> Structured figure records
·····
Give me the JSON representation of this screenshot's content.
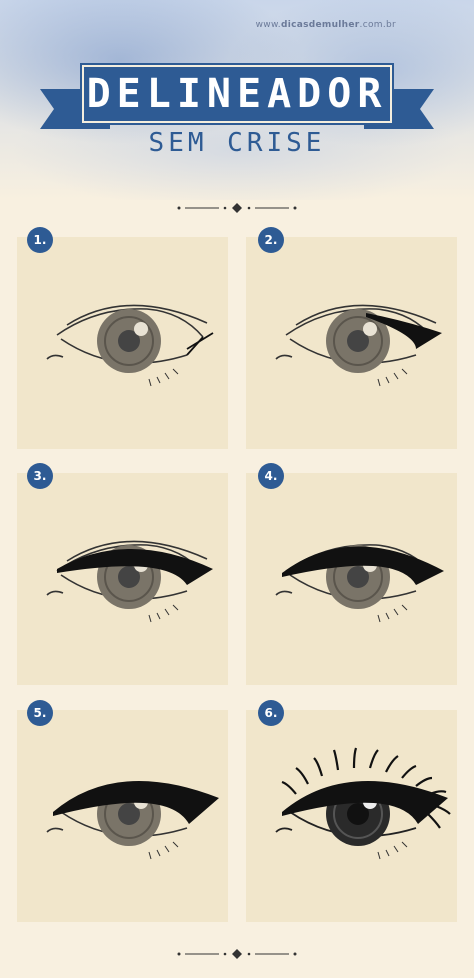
{
  "site": {
    "url_prefix": "www.",
    "url_brand": "dicasdemulher",
    "url_suffix": ".com.br"
  },
  "banner": {
    "title": "DELINEADOR",
    "subtitle": "SEM CRISE"
  },
  "steps": [
    {
      "number": "1."
    },
    {
      "number": "2."
    },
    {
      "number": "3."
    },
    {
      "number": "4."
    },
    {
      "number": "5."
    },
    {
      "number": "6."
    }
  ],
  "colors": {
    "accent": "#2e5b94",
    "panel": "#f1e6cb",
    "page": "#f8f0e0"
  }
}
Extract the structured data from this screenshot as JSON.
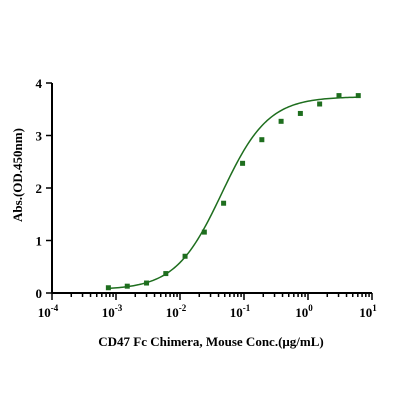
·····
Reproduce the records, all of them, word for word; omit the pictures.

Give me the JSON representation of this screenshot's content.
{
  "site": {
    "url_prefix": "www.",
    "url_brand": "dicasdemulher",
    "url_suffix": ".com.br"
  },
  "banner": {
    "title": "DELINEADOR",
    "subtitle": "SEM CRISE"
  },
  "steps": [
    {
      "number": "1."
    },
    {
      "number": "2."
    },
    {
      "number": "3."
    },
    {
      "number": "4."
    },
    {
      "number": "5."
    },
    {
      "number": "6."
    }
  ],
  "colors": {
    "accent": "#2e5b94",
    "panel": "#f1e6cb",
    "page": "#f8f0e0"
  }
}
Extract the structured data from this screenshot as JSON.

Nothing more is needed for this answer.